== Data section ==
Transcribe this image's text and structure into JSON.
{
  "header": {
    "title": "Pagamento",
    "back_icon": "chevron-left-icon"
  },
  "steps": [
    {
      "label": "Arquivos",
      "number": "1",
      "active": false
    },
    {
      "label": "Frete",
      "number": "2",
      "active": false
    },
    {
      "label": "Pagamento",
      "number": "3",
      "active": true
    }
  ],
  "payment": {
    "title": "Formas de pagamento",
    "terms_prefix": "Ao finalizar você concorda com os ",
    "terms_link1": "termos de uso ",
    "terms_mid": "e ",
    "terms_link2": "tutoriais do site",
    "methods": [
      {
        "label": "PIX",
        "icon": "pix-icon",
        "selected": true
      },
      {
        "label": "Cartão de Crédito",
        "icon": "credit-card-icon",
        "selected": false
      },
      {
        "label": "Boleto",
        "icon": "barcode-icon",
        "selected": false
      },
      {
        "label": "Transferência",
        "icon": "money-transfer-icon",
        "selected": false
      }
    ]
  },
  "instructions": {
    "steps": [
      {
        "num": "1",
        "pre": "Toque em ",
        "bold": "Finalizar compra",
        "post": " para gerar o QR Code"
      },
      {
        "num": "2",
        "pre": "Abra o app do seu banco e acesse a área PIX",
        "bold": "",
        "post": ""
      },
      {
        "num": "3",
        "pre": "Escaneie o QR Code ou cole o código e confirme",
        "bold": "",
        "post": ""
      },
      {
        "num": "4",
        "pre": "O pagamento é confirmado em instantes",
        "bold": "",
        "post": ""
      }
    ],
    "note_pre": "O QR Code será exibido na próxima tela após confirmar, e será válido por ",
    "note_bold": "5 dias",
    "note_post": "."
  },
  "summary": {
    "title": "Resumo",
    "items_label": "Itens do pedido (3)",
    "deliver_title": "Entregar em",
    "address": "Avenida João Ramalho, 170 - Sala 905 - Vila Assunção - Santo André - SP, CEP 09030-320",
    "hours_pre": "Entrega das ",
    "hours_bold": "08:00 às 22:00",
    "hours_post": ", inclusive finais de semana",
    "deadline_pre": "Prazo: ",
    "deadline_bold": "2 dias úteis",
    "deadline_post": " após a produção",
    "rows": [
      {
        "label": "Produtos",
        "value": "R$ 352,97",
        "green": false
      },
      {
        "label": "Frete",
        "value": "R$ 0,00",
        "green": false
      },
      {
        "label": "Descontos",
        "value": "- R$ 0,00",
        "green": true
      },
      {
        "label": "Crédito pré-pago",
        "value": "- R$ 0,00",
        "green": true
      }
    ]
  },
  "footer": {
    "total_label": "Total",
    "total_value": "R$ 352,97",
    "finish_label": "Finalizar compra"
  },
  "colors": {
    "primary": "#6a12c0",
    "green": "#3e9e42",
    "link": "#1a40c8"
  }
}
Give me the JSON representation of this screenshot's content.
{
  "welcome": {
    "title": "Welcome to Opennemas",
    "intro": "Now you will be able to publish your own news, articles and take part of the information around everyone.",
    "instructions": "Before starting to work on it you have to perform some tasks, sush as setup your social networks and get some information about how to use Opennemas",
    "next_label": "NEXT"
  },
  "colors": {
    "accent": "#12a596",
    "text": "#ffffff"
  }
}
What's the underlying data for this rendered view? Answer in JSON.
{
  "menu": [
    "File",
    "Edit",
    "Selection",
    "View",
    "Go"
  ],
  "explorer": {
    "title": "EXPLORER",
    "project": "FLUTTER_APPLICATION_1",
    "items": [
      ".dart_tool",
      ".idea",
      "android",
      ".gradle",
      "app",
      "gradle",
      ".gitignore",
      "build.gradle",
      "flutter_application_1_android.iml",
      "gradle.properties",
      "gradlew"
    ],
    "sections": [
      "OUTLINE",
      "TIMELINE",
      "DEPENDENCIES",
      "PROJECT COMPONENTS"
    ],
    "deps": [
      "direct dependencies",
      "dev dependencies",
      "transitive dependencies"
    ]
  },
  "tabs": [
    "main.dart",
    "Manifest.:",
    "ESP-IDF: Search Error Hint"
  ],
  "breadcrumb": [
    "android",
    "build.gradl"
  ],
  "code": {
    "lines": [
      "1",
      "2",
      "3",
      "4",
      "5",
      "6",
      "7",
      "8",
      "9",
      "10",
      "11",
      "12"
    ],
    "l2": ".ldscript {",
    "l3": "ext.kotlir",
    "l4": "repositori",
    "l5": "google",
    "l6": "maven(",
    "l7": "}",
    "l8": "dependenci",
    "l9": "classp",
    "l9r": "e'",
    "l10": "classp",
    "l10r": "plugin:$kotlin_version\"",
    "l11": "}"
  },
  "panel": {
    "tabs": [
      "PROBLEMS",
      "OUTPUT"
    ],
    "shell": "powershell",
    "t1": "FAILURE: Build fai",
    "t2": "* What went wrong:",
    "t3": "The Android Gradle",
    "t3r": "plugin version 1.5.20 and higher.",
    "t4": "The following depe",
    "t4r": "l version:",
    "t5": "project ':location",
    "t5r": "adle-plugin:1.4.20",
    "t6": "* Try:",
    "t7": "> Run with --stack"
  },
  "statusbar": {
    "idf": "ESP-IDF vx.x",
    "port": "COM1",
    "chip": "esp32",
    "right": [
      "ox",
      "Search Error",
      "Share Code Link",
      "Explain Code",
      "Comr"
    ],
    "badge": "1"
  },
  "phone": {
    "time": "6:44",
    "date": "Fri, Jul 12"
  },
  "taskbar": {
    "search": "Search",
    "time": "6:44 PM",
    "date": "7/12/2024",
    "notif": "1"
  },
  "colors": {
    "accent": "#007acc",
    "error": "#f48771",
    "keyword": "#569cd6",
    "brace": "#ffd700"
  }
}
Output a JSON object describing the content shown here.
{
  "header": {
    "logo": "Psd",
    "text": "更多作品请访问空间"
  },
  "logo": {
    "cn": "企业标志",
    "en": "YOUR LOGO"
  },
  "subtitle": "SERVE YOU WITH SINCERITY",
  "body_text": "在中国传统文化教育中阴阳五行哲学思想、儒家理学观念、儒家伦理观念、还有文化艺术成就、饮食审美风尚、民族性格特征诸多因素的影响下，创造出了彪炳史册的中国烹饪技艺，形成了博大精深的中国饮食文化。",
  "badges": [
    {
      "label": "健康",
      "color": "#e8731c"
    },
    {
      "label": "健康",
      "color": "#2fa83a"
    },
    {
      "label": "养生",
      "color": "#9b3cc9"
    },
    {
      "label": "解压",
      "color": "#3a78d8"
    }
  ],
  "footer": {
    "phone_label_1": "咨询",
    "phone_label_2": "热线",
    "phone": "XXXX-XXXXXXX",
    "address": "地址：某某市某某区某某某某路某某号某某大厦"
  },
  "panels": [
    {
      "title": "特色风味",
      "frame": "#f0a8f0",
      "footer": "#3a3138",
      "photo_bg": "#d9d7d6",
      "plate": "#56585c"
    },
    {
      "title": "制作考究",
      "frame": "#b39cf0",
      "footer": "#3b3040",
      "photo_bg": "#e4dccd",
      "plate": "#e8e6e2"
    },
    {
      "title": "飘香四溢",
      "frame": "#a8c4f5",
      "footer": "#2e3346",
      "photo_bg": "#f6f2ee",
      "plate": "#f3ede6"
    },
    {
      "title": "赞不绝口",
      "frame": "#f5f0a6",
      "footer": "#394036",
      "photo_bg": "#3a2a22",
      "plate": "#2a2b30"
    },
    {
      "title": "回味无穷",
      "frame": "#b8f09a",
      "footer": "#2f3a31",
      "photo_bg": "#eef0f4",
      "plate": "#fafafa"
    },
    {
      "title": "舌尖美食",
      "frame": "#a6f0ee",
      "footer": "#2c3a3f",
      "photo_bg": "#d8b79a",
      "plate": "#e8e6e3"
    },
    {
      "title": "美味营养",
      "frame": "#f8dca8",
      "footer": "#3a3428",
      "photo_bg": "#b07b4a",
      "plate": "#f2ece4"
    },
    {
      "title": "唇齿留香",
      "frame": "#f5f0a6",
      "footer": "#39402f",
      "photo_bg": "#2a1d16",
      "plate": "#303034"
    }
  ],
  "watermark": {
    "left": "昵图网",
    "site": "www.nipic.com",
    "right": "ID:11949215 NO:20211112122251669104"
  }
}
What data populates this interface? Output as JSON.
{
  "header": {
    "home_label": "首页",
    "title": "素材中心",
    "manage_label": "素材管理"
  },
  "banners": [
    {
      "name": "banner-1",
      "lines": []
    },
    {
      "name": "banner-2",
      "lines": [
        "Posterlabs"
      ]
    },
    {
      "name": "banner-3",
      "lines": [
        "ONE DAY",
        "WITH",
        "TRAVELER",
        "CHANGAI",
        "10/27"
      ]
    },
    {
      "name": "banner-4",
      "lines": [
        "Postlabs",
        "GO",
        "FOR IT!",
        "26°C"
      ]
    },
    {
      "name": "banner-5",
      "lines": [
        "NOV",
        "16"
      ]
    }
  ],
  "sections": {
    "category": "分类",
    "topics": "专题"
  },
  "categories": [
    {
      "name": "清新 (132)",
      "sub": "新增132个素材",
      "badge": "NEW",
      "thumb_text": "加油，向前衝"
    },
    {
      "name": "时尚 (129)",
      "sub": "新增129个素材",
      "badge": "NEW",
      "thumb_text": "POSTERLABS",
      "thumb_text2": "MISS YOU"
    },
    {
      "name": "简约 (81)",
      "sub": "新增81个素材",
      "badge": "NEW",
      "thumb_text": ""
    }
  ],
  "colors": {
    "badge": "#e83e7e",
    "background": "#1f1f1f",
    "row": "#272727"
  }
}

== Requirements ==
Wherever a line in the data above holds "name", copy that line.

== Response to this task ==
      "name": "banner-1",
      "name": "banner-2",
      "name": "banner-3",
      "name": "banner-4",
      "name": "banner-5",
      "name": "清新 (132)",
      "name": "时尚 (129)",
      "name": "简约 (81)",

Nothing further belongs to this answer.